## START Extracted data

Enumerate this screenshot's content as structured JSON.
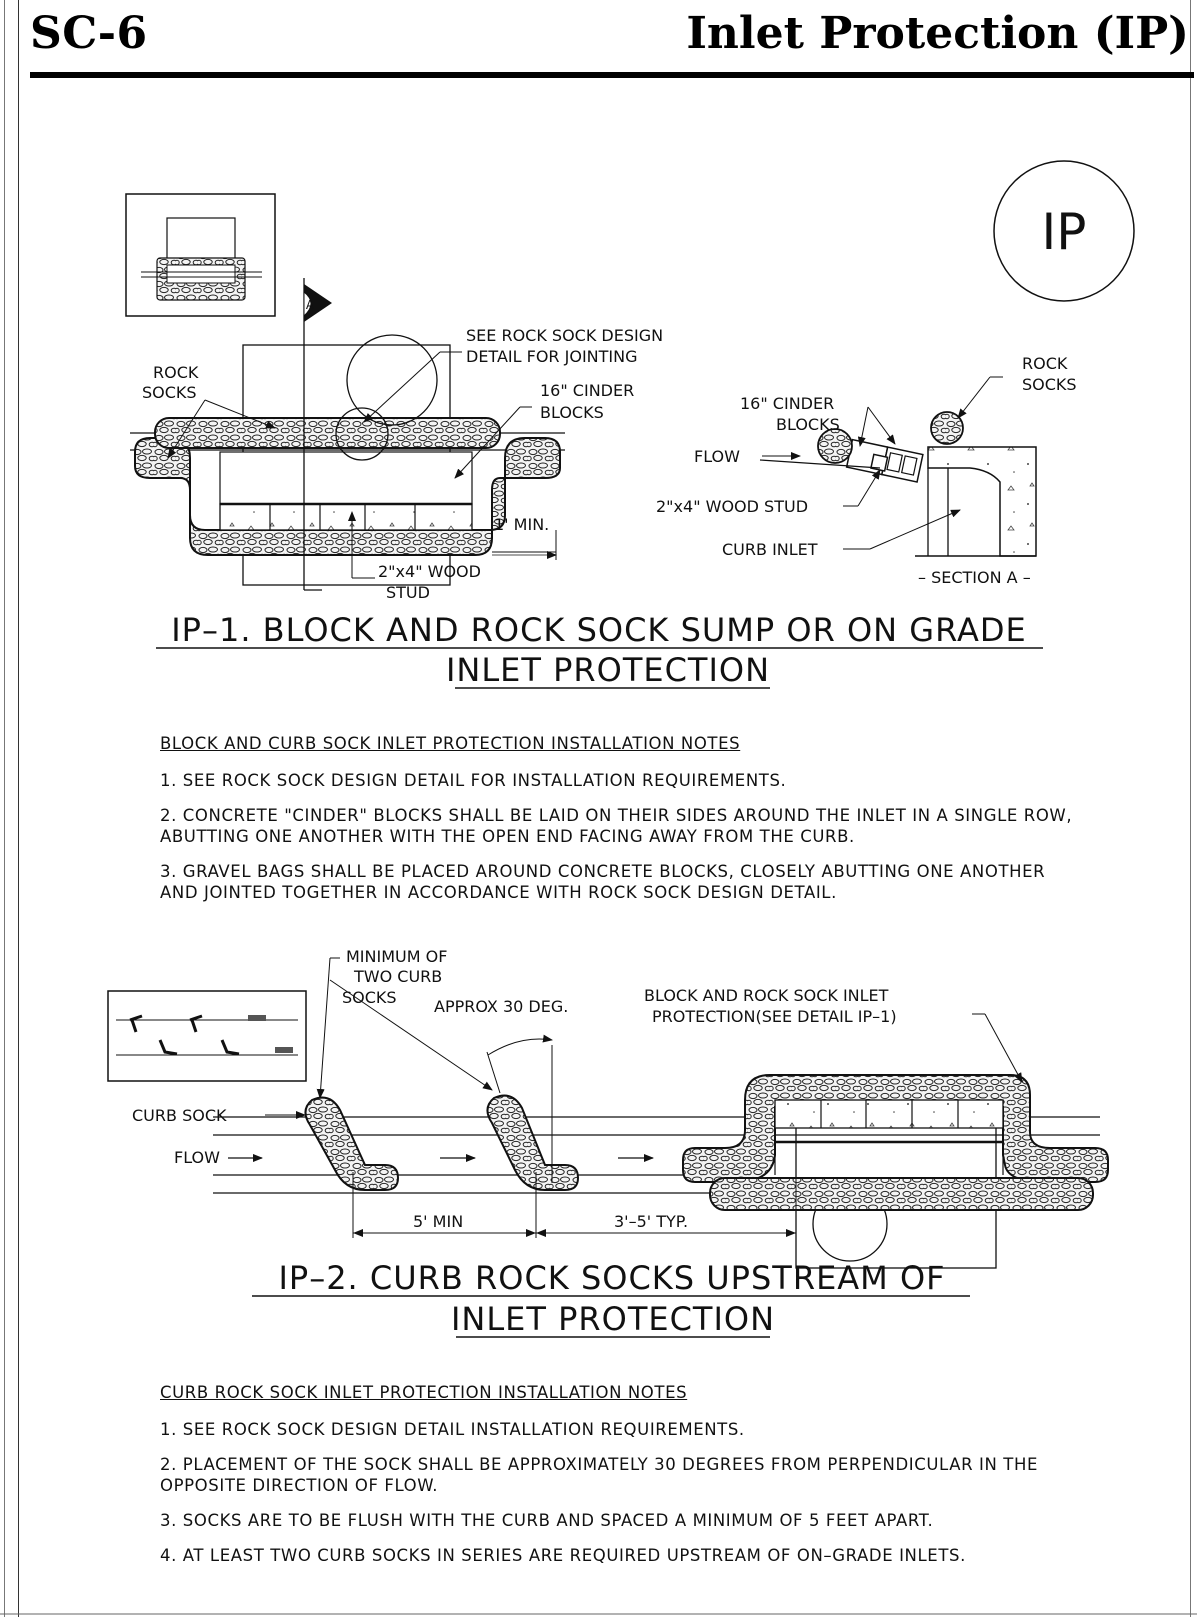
{
  "header": {
    "code": "SC-6",
    "title": "Inlet Protection (IP)"
  },
  "badge": "IP",
  "figure1": {
    "section_marker": "A",
    "labels": {
      "rock_socks_left_1": "ROCK",
      "rock_socks_left_2": "SOCKS",
      "see_detail_1": "SEE ROCK SOCK DESIGN",
      "see_detail_2": "DETAIL FOR JOINTING",
      "cinder_1": "16\" CINDER",
      "cinder_2": "BLOCKS",
      "one_min": "1' MIN.",
      "stud_1": "2\"x4\" WOOD",
      "stud_2": "STUD"
    },
    "section_labels": {
      "rock_socks_1": "ROCK",
      "rock_socks_2": "SOCKS",
      "cinder_1": "16\" CINDER",
      "cinder_2": "BLOCKS",
      "flow": "FLOW",
      "wood_stud": "2\"x4\" WOOD STUD",
      "curb_inlet": "CURB INLET",
      "section_a": "– SECTION A –"
    },
    "caption_line1": "IP–1. BLOCK AND ROCK SOCK SUMP OR ON GRADE",
    "caption_line2": "INLET PROTECTION"
  },
  "notes1": {
    "header": "BLOCK AND CURB SOCK INLET PROTECTION INSTALLATION NOTES",
    "items": [
      "1. SEE ROCK SOCK DESIGN DETAIL FOR INSTALLATION REQUIREMENTS.",
      "2. CONCRETE \"CINDER\" BLOCKS SHALL BE LAID ON THEIR SIDES AROUND THE INLET IN A SINGLE ROW, ABUTTING ONE ANOTHER WITH THE OPEN END FACING AWAY FROM THE CURB.",
      "3. GRAVEL BAGS SHALL BE PLACED AROUND CONCRETE BLOCKS, CLOSELY ABUTTING ONE ANOTHER AND JOINTED TOGETHER IN ACCORDANCE WITH ROCK SOCK DESIGN DETAIL."
    ]
  },
  "figure2": {
    "labels": {
      "min_two_1": "MINIMUM OF",
      "min_two_2": "TWO CURB",
      "min_two_3": "SOCKS",
      "approx": "APPROX 30 DEG.",
      "block_rock_1": "BLOCK AND ROCK SOCK INLET",
      "block_rock_2": "PROTECTION(SEE DETAIL IP–1)",
      "curb_sock": "CURB SOCK",
      "flow": "FLOW",
      "five_min": "5' MIN",
      "typ": "3'–5' TYP."
    },
    "caption_line1": "IP–2. CURB ROCK SOCKS UPSTREAM OF",
    "caption_line2": "INLET PROTECTION"
  },
  "notes2": {
    "header": "CURB ROCK SOCK INLET PROTECTION INSTALLATION NOTES",
    "items": [
      "1. SEE ROCK SOCK DESIGN DETAIL INSTALLATION REQUIREMENTS.",
      "2. PLACEMENT OF THE SOCK SHALL BE APPROXIMATELY 30 DEGREES FROM PERPENDICULAR IN THE OPPOSITE DIRECTION OF FLOW.",
      "3. SOCKS ARE TO BE FLUSH WITH THE CURB AND SPACED A MINIMUM OF 5 FEET APART.",
      "4. AT LEAST TWO CURB SOCKS IN SERIES ARE REQUIRED UPSTREAM OF ON–GRADE INLETS."
    ]
  }
}
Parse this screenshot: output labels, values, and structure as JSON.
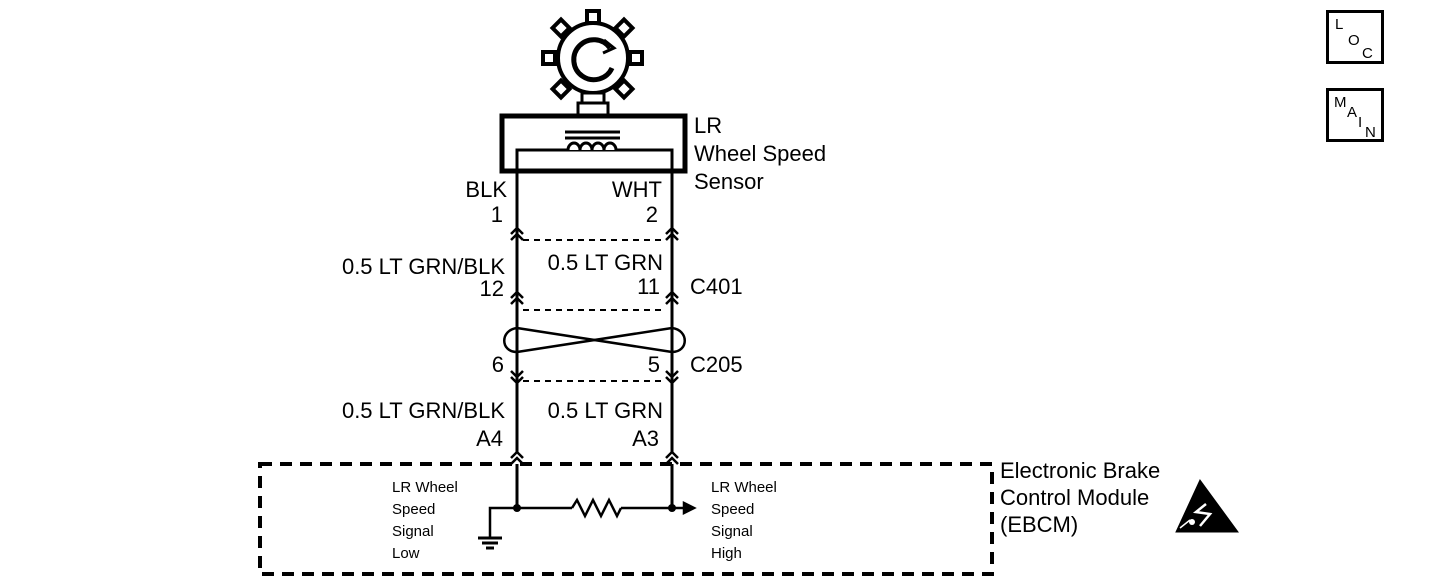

## END Extracted data

Using the material above, return every line exactly as it appears, minus the pictures.

Enumerate this screenshot's content as structured JSON.
{
  "header": {
    "code": "SC-6",
    "title": "Inlet Protection (IP)"
  },
  "badge": "IP",
  "figure1": {
    "section_marker": "A",
    "labels": {
      "rock_socks_left_1": "ROCK",
      "rock_socks_left_2": "SOCKS",
      "see_detail_1": "SEE ROCK SOCK DESIGN",
      "see_detail_2": "DETAIL FOR JOINTING",
      "cinder_1": "16\" CINDER",
      "cinder_2": "BLOCKS",
      "one_min": "1' MIN.",
      "stud_1": "2\"x4\" WOOD",
      "stud_2": "STUD"
    },
    "section_labels": {
      "rock_socks_1": "ROCK",
      "rock_socks_2": "SOCKS",
      "cinder_1": "16\" CINDER",
      "cinder_2": "BLOCKS",
      "flow": "FLOW",
      "wood_stud": "2\"x4\" WOOD STUD",
      "curb_inlet": "CURB INLET",
      "section_a": "– SECTION A –"
    },
    "caption_line1": "IP–1. BLOCK AND ROCK SOCK SUMP OR ON GRADE",
    "caption_line2": "INLET PROTECTION"
  },
  "notes1": {
    "header": "BLOCK AND CURB SOCK INLET PROTECTION INSTALLATION NOTES",
    "items": [
      "1. SEE ROCK SOCK DESIGN DETAIL FOR INSTALLATION REQUIREMENTS.",
      "2. CONCRETE \"CINDER\" BLOCKS SHALL BE LAID ON THEIR SIDES AROUND THE INLET IN A SINGLE ROW, ABUTTING ONE ANOTHER WITH THE OPEN END FACING AWAY FROM THE CURB.",
      "3. GRAVEL BAGS SHALL BE PLACED AROUND CONCRETE BLOCKS, CLOSELY ABUTTING ONE ANOTHER AND JOINTED TOGETHER IN ACCORDANCE WITH ROCK SOCK DESIGN DETAIL."
    ]
  },
  "figure2": {
    "labels": {
      "min_two_1": "MINIMUM OF",
      "min_two_2": "TWO CURB",
      "min_two_3": "SOCKS",
      "approx": "APPROX 30 DEG.",
      "block_rock_1": "BLOCK AND ROCK SOCK INLET",
      "block_rock_2": "PROTECTION(SEE DETAIL IP–1)",
      "curb_sock": "CURB SOCK",
      "flow": "FLOW",
      "five_min": "5' MIN",
      "typ": "3'–5' TYP."
    },
    "caption_line1": "IP–2. CURB ROCK SOCKS UPSTREAM OF",
    "caption_line2": "INLET PROTECTION"
  },
  "notes2": {
    "header": "CURB ROCK SOCK INLET PROTECTION INSTALLATION NOTES",
    "items": [
      "1. SEE ROCK SOCK DESIGN DETAIL INSTALLATION REQUIREMENTS.",
      "2. PLACEMENT OF THE SOCK SHALL BE APPROXIMATELY 30 DEGREES FROM PERPENDICULAR IN THE OPPOSITE DIRECTION OF FLOW.",
      "3. SOCKS ARE TO BE FLUSH WITH THE CURB AND SPACED A MINIMUM OF 5 FEET APART.",
      "4. AT LEAST TWO CURB SOCKS IN SERIES ARE REQUIRED UPSTREAM OF ON–GRADE INLETS."
    ]
  }
}
Parse this screenshot: output labels, values, and structure as JSON.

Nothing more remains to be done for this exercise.